------ Working data ------
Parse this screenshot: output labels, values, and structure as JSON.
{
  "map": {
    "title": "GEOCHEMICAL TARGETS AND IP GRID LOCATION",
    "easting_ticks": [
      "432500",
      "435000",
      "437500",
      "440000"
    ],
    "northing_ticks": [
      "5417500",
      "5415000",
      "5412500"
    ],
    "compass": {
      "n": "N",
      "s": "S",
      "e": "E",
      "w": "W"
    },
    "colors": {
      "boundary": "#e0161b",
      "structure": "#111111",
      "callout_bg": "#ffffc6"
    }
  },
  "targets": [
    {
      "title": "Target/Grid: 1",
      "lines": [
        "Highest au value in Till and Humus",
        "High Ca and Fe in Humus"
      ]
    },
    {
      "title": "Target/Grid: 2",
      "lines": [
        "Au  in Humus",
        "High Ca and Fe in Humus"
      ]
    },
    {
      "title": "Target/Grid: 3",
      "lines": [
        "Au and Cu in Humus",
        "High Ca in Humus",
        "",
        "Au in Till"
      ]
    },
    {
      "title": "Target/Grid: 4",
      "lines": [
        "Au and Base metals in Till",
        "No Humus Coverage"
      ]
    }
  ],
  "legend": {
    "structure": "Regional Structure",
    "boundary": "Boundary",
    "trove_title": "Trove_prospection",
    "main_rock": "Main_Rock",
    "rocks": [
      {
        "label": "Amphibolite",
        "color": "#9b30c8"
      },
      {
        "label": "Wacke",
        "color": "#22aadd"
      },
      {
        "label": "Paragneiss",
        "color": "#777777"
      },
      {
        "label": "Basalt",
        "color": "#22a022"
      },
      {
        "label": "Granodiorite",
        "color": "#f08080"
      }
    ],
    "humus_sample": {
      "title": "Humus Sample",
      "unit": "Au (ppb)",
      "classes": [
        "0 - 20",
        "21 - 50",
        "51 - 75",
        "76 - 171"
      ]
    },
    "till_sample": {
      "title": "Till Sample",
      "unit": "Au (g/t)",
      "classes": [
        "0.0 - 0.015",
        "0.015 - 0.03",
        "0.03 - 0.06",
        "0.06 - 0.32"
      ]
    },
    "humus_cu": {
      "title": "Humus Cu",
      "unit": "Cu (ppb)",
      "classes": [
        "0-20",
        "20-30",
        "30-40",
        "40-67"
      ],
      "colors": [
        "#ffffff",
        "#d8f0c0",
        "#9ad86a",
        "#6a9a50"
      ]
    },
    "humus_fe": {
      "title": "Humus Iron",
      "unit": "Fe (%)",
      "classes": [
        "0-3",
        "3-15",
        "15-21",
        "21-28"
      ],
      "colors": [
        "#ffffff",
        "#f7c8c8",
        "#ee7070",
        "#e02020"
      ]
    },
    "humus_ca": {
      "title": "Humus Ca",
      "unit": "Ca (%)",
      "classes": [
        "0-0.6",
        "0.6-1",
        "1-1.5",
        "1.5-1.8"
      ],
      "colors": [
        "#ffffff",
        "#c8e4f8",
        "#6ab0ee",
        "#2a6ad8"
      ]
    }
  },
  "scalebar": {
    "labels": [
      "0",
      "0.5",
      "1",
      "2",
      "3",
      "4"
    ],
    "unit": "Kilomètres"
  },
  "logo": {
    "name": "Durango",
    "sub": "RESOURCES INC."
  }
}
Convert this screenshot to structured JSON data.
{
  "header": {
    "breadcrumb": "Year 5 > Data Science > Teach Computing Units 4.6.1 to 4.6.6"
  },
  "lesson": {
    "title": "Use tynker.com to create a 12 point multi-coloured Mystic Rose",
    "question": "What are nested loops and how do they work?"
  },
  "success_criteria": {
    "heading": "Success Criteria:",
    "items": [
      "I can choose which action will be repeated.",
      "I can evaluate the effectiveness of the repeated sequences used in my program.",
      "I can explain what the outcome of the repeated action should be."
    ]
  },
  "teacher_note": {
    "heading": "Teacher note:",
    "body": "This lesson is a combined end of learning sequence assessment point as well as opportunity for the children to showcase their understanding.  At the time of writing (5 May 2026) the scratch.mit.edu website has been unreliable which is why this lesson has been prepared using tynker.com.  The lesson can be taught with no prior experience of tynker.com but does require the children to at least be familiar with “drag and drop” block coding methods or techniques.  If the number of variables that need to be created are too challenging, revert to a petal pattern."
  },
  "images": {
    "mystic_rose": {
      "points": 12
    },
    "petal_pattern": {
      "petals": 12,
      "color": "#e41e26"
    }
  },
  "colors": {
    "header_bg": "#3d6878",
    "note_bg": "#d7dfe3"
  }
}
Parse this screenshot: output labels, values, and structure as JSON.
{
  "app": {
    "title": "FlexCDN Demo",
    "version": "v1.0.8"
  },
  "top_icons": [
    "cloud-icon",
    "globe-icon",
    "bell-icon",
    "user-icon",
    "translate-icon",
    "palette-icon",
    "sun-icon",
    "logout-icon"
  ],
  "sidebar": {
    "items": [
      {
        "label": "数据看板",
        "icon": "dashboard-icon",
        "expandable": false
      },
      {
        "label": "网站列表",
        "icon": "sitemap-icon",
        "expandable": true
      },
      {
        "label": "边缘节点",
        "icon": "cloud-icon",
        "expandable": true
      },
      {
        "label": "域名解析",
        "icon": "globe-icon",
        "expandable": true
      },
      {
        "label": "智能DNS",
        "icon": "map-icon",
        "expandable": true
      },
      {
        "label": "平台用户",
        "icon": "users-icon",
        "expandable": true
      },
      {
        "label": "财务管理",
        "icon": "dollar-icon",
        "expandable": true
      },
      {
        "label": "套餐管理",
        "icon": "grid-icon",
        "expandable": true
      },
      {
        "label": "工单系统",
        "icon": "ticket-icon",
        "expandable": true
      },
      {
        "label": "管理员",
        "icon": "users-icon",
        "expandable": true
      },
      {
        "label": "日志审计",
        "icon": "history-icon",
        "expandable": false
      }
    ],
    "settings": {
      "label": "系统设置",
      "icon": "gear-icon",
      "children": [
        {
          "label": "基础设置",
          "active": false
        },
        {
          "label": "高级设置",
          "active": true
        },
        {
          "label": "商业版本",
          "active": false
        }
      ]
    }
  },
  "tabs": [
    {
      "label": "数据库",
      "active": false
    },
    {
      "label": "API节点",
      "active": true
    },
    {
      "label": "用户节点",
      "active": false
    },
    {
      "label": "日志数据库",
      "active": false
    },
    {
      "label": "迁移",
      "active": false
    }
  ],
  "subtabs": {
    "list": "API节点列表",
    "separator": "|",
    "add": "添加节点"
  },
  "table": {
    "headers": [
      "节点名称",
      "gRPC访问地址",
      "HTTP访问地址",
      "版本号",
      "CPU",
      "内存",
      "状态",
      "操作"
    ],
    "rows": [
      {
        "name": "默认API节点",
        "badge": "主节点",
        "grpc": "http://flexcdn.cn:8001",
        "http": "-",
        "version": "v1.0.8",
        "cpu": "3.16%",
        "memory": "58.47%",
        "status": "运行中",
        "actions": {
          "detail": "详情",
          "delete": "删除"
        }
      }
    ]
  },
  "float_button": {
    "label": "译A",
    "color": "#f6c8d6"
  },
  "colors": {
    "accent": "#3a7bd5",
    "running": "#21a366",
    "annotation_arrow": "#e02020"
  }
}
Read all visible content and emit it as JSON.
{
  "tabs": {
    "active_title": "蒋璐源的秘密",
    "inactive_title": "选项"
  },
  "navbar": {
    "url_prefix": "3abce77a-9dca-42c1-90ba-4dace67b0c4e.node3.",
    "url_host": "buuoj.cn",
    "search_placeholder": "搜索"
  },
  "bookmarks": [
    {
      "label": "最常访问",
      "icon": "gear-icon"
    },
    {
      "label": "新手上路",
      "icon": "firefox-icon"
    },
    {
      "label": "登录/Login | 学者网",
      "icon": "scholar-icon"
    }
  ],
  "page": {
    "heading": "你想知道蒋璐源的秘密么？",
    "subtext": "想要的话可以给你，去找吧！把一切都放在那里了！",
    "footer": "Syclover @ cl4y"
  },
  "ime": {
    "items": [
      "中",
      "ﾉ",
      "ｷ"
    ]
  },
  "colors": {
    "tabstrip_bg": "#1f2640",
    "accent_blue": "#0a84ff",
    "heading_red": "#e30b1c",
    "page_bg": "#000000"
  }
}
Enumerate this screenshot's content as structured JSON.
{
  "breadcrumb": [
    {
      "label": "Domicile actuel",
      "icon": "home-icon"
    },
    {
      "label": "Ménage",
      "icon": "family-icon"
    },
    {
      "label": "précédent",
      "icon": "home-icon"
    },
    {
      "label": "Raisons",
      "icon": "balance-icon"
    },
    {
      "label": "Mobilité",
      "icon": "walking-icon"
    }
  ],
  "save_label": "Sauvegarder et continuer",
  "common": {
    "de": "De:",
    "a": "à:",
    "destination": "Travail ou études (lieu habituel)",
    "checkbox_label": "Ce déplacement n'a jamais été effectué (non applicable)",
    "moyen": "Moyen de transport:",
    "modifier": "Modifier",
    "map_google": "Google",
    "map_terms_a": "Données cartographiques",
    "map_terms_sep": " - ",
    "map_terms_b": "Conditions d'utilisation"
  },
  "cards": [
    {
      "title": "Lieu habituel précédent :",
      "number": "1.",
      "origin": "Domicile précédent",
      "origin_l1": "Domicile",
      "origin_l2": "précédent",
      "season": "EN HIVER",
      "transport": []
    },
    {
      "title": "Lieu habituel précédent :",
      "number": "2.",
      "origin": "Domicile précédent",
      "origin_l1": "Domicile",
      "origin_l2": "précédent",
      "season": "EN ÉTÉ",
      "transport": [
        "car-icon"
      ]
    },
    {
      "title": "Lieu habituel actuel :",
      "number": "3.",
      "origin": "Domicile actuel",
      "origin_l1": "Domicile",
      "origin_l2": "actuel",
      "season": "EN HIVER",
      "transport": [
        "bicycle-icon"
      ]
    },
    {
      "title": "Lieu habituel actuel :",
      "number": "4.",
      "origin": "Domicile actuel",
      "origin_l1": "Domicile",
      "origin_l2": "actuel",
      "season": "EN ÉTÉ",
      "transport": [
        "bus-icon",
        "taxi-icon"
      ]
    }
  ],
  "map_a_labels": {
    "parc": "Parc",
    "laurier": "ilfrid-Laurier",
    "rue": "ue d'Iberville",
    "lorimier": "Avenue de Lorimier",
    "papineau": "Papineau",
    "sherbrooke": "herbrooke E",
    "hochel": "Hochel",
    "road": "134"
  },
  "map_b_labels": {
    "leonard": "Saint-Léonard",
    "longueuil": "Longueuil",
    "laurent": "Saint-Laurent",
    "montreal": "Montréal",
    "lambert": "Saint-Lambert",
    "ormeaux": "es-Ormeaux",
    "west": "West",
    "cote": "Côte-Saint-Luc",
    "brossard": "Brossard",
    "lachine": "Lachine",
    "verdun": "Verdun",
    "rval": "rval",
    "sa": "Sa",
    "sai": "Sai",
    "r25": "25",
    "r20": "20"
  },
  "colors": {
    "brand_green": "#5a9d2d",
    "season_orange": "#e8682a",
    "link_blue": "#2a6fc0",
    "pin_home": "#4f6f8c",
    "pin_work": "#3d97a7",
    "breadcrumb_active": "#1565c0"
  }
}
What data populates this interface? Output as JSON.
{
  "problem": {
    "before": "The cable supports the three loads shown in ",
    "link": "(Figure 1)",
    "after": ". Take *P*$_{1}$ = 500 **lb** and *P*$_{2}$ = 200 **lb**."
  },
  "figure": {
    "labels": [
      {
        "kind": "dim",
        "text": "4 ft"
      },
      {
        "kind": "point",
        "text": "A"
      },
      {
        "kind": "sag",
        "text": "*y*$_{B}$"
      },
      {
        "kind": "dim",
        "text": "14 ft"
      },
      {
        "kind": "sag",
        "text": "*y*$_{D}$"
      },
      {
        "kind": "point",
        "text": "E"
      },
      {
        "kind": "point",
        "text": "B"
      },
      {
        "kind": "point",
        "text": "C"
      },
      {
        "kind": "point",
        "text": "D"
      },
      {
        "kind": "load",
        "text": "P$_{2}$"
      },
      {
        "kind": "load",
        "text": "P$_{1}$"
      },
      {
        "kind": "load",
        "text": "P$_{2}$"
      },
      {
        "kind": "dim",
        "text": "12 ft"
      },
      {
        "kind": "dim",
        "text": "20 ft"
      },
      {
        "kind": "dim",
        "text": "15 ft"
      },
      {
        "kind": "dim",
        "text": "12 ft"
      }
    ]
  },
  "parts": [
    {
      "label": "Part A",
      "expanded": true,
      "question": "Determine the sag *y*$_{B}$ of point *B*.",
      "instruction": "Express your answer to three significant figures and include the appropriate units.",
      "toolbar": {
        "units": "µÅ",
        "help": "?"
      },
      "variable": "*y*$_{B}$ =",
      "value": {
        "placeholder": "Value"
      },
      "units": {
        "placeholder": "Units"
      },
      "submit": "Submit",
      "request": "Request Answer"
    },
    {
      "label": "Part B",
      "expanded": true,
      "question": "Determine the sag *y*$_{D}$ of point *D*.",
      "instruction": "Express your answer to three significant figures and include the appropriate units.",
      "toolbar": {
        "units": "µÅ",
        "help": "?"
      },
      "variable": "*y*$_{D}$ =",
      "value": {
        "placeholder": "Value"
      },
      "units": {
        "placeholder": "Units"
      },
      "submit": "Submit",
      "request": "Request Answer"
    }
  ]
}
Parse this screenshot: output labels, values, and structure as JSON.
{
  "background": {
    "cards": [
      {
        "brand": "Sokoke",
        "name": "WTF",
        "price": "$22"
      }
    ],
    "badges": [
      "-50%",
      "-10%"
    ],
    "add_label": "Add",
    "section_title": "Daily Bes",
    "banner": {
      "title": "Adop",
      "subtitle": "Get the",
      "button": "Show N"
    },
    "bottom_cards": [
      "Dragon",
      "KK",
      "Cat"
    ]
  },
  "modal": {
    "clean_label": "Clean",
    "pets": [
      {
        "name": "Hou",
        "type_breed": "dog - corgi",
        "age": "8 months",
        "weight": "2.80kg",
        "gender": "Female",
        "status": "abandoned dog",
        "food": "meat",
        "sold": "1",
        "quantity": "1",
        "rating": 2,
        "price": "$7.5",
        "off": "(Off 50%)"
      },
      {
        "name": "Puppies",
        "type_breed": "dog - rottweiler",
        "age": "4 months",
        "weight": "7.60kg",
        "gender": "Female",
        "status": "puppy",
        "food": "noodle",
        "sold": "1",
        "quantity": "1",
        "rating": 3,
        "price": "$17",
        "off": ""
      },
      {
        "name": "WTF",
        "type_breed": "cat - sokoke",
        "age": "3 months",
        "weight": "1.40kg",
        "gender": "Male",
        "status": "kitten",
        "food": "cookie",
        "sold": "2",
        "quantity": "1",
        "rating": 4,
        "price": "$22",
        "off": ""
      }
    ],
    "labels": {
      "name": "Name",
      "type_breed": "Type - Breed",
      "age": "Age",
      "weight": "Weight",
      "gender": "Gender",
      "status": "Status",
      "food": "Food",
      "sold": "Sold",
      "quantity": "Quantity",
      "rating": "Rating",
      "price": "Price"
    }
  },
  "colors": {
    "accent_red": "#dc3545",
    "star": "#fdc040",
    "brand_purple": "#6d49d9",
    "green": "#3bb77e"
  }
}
------
To be done: Looking at the material above, count the lines that hold "content" and give the total alone.

Output of the exercise: 2